(Part of a data file)
>> START

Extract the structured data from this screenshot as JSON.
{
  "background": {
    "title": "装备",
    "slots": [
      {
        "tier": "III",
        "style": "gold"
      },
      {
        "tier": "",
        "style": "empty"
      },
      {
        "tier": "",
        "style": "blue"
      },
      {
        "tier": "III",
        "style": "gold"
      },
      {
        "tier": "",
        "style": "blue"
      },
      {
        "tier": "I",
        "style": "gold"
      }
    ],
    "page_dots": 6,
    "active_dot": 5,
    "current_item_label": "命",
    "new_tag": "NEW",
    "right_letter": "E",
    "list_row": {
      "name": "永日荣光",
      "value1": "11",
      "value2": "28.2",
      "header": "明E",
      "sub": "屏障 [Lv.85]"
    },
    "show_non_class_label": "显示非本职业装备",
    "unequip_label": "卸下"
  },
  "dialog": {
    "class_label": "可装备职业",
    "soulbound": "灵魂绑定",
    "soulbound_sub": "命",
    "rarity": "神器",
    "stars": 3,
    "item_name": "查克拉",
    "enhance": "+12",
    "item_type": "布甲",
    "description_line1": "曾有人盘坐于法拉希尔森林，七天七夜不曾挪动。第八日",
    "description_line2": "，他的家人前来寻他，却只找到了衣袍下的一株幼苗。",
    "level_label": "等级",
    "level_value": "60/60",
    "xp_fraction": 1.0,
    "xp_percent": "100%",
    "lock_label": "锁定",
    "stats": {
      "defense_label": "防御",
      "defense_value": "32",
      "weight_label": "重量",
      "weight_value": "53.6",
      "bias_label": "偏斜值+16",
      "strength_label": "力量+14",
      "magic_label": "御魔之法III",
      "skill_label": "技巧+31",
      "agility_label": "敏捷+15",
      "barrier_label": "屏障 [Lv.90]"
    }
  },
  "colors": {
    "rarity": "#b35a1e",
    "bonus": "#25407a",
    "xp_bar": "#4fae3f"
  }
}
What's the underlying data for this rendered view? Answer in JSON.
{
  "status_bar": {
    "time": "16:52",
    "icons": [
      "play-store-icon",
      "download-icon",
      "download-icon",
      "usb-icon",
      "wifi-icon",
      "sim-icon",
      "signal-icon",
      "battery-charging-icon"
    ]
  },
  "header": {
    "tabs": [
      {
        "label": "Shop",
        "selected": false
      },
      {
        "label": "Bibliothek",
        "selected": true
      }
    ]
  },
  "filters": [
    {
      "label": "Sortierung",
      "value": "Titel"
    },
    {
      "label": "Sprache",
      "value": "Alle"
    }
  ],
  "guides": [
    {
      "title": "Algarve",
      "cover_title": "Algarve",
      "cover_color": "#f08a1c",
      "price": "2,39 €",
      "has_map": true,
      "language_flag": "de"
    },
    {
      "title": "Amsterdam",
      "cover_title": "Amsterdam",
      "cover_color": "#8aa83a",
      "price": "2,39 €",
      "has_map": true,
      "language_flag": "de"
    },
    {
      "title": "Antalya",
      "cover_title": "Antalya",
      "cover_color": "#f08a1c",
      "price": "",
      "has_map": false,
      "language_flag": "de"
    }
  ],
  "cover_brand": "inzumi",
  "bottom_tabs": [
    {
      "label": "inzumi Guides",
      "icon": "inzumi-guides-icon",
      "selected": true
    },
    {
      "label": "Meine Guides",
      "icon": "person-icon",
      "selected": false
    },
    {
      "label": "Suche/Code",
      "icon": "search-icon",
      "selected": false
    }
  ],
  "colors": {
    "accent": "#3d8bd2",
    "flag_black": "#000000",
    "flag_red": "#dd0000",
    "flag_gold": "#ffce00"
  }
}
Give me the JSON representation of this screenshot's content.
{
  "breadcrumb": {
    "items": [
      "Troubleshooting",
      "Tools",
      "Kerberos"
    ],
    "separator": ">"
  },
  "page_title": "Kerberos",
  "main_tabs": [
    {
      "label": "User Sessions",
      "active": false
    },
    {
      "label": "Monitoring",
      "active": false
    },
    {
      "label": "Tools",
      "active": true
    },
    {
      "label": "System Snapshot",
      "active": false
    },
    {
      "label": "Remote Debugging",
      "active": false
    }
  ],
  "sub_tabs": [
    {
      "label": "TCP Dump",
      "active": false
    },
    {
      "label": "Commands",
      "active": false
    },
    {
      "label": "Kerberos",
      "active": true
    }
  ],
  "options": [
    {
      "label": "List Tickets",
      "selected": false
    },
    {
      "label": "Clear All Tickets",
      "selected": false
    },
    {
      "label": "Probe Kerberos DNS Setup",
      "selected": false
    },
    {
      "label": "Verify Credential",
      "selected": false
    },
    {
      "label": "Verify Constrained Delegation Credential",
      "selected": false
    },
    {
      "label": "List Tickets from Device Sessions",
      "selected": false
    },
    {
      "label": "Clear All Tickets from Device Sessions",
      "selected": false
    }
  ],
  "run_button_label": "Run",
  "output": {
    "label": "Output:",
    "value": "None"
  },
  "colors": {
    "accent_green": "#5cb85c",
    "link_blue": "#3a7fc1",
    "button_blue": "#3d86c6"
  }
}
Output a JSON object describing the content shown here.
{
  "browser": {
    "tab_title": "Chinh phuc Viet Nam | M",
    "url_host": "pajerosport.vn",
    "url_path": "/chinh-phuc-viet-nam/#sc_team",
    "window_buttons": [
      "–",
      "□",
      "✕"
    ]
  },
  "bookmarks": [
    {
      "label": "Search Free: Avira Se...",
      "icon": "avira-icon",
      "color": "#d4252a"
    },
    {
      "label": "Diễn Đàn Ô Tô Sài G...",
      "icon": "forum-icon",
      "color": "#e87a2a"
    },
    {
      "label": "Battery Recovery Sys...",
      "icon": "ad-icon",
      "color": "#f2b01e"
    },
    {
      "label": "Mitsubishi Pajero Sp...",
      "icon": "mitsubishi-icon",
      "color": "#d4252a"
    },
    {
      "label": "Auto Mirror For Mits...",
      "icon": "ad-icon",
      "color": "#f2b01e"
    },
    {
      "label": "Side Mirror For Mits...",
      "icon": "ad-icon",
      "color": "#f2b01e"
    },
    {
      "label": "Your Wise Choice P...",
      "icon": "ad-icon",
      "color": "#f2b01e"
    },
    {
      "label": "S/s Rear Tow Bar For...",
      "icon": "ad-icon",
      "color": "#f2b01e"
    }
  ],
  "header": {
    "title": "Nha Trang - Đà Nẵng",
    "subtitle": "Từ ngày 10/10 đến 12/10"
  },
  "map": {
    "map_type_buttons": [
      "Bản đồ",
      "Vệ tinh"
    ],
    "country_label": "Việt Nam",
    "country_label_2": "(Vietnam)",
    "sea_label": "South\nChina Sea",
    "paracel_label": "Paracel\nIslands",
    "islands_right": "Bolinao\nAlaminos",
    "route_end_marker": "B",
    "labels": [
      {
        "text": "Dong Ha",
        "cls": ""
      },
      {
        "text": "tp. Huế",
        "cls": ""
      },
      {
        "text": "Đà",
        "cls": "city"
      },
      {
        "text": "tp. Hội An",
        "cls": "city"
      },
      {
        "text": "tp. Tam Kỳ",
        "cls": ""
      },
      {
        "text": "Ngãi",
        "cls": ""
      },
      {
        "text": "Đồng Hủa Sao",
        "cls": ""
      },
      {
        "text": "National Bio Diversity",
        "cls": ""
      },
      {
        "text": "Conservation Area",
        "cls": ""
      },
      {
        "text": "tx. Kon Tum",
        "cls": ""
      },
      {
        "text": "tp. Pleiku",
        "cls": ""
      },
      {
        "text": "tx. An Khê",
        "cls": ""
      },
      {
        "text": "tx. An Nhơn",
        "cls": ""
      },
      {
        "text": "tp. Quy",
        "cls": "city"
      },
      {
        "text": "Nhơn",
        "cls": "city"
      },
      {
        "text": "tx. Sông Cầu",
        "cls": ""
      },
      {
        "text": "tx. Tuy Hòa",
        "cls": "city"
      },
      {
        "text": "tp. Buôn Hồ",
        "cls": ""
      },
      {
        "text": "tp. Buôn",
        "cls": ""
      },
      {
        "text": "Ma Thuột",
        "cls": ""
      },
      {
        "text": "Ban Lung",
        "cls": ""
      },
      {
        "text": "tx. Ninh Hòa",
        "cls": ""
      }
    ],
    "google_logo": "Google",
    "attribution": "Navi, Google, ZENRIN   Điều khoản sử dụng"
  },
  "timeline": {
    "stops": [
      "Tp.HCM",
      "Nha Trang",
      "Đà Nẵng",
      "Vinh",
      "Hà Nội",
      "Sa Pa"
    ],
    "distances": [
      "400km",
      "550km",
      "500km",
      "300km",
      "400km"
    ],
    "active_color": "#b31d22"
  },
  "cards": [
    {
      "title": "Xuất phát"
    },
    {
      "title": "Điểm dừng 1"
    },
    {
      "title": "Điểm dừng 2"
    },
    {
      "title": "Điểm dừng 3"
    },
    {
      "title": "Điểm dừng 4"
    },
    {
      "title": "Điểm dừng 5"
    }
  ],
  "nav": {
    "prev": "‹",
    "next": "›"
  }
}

>> END

→ **EXERCISE DETAILS**
Give only the number of lines in the material above that include the word "Mirror".

→ **RESULT OF THIS EXERCISE**
2